(Data tied to figure images)
-.-.-

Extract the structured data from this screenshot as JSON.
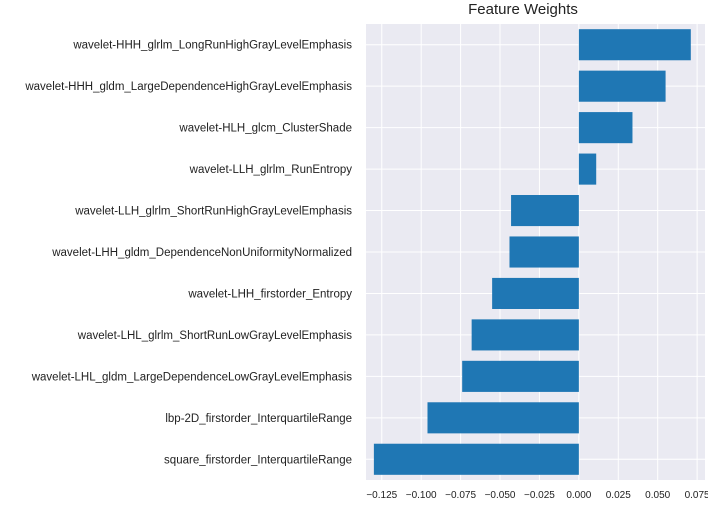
{
  "chart_data": {
    "type": "bar",
    "orientation": "horizontal",
    "title": "Feature Weights",
    "xlabel": "",
    "ylabel": "",
    "xlim": [
      -0.135,
      0.08
    ],
    "grid": true,
    "colors": {
      "bar": "#1f77b4",
      "plot_background": "#eaeaf2",
      "grid": "#ffffff"
    },
    "categories": [
      "wavelet-HHH_glrlm_LongRunHighGrayLevelEmphasis",
      "wavelet-HHH_gldm_LargeDependenceHighGrayLevelEmphasis",
      "wavelet-HLH_glcm_ClusterShade",
      "wavelet-LLH_glrlm_RunEntropy",
      "wavelet-LLH_glrlm_ShortRunHighGrayLevelEmphasis",
      "wavelet-LHH_gldm_DependenceNonUniformityNormalized",
      "wavelet-LHH_firstorder_Entropy",
      "wavelet-LHL_glrlm_ShortRunLowGrayLevelEmphasis",
      "wavelet-LHL_gldm_LargeDependenceLowGrayLevelEmphasis",
      "lbp-2D_firstorder_InterquartileRange",
      "square_firstorder_InterquartileRange"
    ],
    "values": [
      0.071,
      0.055,
      0.034,
      0.011,
      -0.043,
      -0.044,
      -0.055,
      -0.068,
      -0.074,
      -0.096,
      -0.13
    ],
    "xticks": [
      -0.125,
      -0.1,
      -0.075,
      -0.05,
      -0.025,
      0.0,
      0.025,
      0.05,
      0.075
    ],
    "xtick_labels": [
      "−0.125",
      "−0.100",
      "−0.075",
      "−0.050",
      "−0.025",
      "0.000",
      "0.025",
      "0.050",
      "0.075"
    ]
  }
}
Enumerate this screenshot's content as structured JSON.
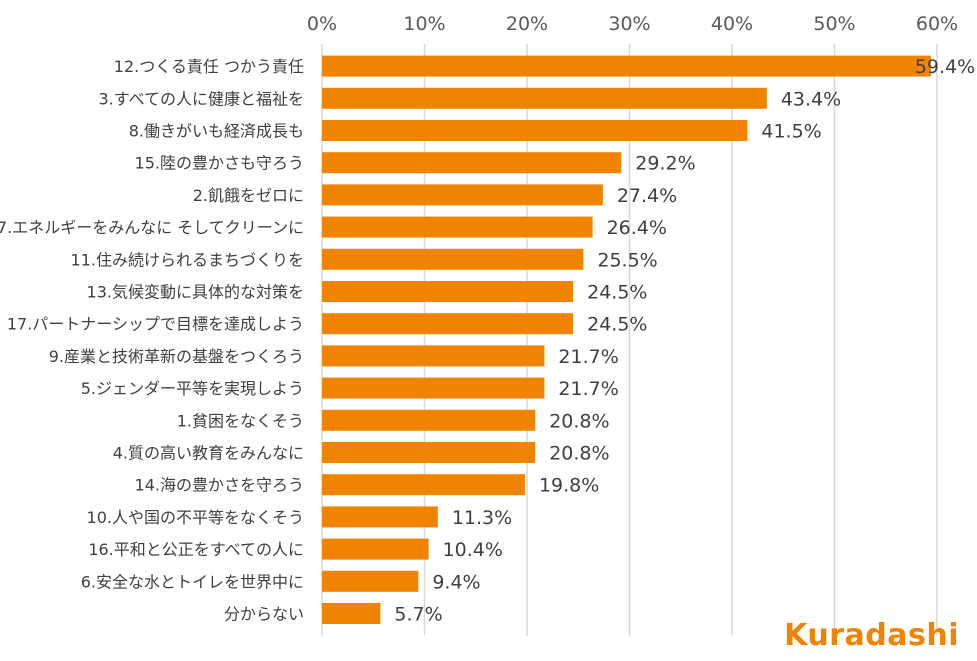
{
  "chart_data": {
    "type": "bar",
    "orientation": "horizontal",
    "title": "",
    "xlabel": "",
    "ylabel": "",
    "xlim": [
      0,
      60
    ],
    "x_ticks": [
      "0%",
      "10%",
      "20%",
      "30%",
      "40%",
      "50%",
      "60%"
    ],
    "x_tick_values": [
      0,
      10,
      20,
      30,
      40,
      50,
      60
    ],
    "grid": true,
    "legend": "none",
    "bar_color": "#f08300",
    "categories": [
      "12.つくる責任 つかう責任",
      "3.すべての人に健康と福祉を",
      "8.働きがいも経済成長も",
      "15.陸の豊かさも守ろう",
      "2.飢餓をゼロに",
      "7.エネルギーをみんなに そしてクリーンに",
      "11.住み続けられるまちづくりを",
      "13.気候変動に具体的な対策を",
      "17.パートナーシップで目標を達成しよう",
      "9.産業と技術革新の基盤をつくろう",
      "5.ジェンダー平等を実現しよう",
      "1.貧困をなくそう",
      "4.質の高い教育をみんなに",
      "14.海の豊かさを守ろう",
      "10.人や国の不平等をなくそう",
      "16.平和と公正をすべての人に",
      "6.安全な水とトイレを世界中に",
      "分からない"
    ],
    "values": [
      59.4,
      43.4,
      41.5,
      29.2,
      27.4,
      26.4,
      25.5,
      24.5,
      24.5,
      21.7,
      21.7,
      20.8,
      20.8,
      19.8,
      11.3,
      10.4,
      9.4,
      5.7
    ],
    "value_labels": [
      "59.4%",
      "43.4%",
      "41.5%",
      "29.2%",
      "27.4%",
      "26.4%",
      "25.5%",
      "24.5%",
      "24.5%",
      "21.7%",
      "21.7%",
      "20.8%",
      "20.8%",
      "19.8%",
      "11.3%",
      "10.4%",
      "9.4%",
      "5.7%"
    ]
  },
  "brand": {
    "name": "Kuradashi",
    "color": "#f08300"
  }
}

-.-.-

Directive: Restate the whole listing above exactly, please, omitting every image.

Task answer:
Extract the structured data from this screenshot as JSON.
{
  "chart_data": {
    "type": "bar",
    "orientation": "horizontal",
    "title": "Feature Weights",
    "xlabel": "",
    "ylabel": "",
    "xlim": [
      -0.135,
      0.08
    ],
    "grid": true,
    "colors": {
      "bar": "#1f77b4",
      "plot_background": "#eaeaf2",
      "grid": "#ffffff"
    },
    "categories": [
      "wavelet-HHH_glrlm_LongRunHighGrayLevelEmphasis",
      "wavelet-HHH_gldm_LargeDependenceHighGrayLevelEmphasis",
      "wavelet-HLH_glcm_ClusterShade",
      "wavelet-LLH_glrlm_RunEntropy",
      "wavelet-LLH_glrlm_ShortRunHighGrayLevelEmphasis",
      "wavelet-LHH_gldm_DependenceNonUniformityNormalized",
      "wavelet-LHH_firstorder_Entropy",
      "wavelet-LHL_glrlm_ShortRunLowGrayLevelEmphasis",
      "wavelet-LHL_gldm_LargeDependenceLowGrayLevelEmphasis",
      "lbp-2D_firstorder_InterquartileRange",
      "square_firstorder_InterquartileRange"
    ],
    "values": [
      0.071,
      0.055,
      0.034,
      0.011,
      -0.043,
      -0.044,
      -0.055,
      -0.068,
      -0.074,
      -0.096,
      -0.13
    ],
    "xticks": [
      -0.125,
      -0.1,
      -0.075,
      -0.05,
      -0.025,
      0.0,
      0.025,
      0.05,
      0.075
    ],
    "xtick_labels": [
      "−0.125",
      "−0.100",
      "−0.075",
      "−0.050",
      "−0.025",
      "0.000",
      "0.025",
      "0.050",
      "0.075"
    ]
  }
}
Enumerate this screenshot's content as structured JSON.
{
  "chart_data": {
    "type": "bar",
    "orientation": "horizontal",
    "title": "",
    "xlabel": "",
    "ylabel": "",
    "xlim": [
      0,
      60
    ],
    "x_ticks": [
      "0%",
      "10%",
      "20%",
      "30%",
      "40%",
      "50%",
      "60%"
    ],
    "x_tick_values": [
      0,
      10,
      20,
      30,
      40,
      50,
      60
    ],
    "grid": true,
    "legend": "none",
    "bar_color": "#f08300",
    "categories": [
      "12.つくる責任 つかう責任",
      "3.すべての人に健康と福祉を",
      "8.働きがいも経済成長も",
      "15.陸の豊かさも守ろう",
      "2.飢餓をゼロに",
      "7.エネルギーをみんなに そしてクリーンに",
      "11.住み続けられるまちづくりを",
      "13.気候変動に具体的な対策を",
      "17.パートナーシップで目標を達成しよう",
      "9.産業と技術革新の基盤をつくろう",
      "5.ジェンダー平等を実現しよう",
      "1.貧困をなくそう",
      "4.質の高い教育をみんなに",
      "14.海の豊かさを守ろう",
      "10.人や国の不平等をなくそう",
      "16.平和と公正をすべての人に",
      "6.安全な水とトイレを世界中に",
      "分からない"
    ],
    "values": [
      59.4,
      43.4,
      41.5,
      29.2,
      27.4,
      26.4,
      25.5,
      24.5,
      24.5,
      21.7,
      21.7,
      20.8,
      20.8,
      19.8,
      11.3,
      10.4,
      9.4,
      5.7
    ],
    "value_labels": [
      "59.4%",
      "43.4%",
      "41.5%",
      "29.2%",
      "27.4%",
      "26.4%",
      "25.5%",
      "24.5%",
      "24.5%",
      "21.7%",
      "21.7%",
      "20.8%",
      "20.8%",
      "19.8%",
      "11.3%",
      "10.4%",
      "9.4%",
      "5.7%"
    ]
  },
  "brand": {
    "name": "Kuradashi",
    "color": "#f08300"
  }
}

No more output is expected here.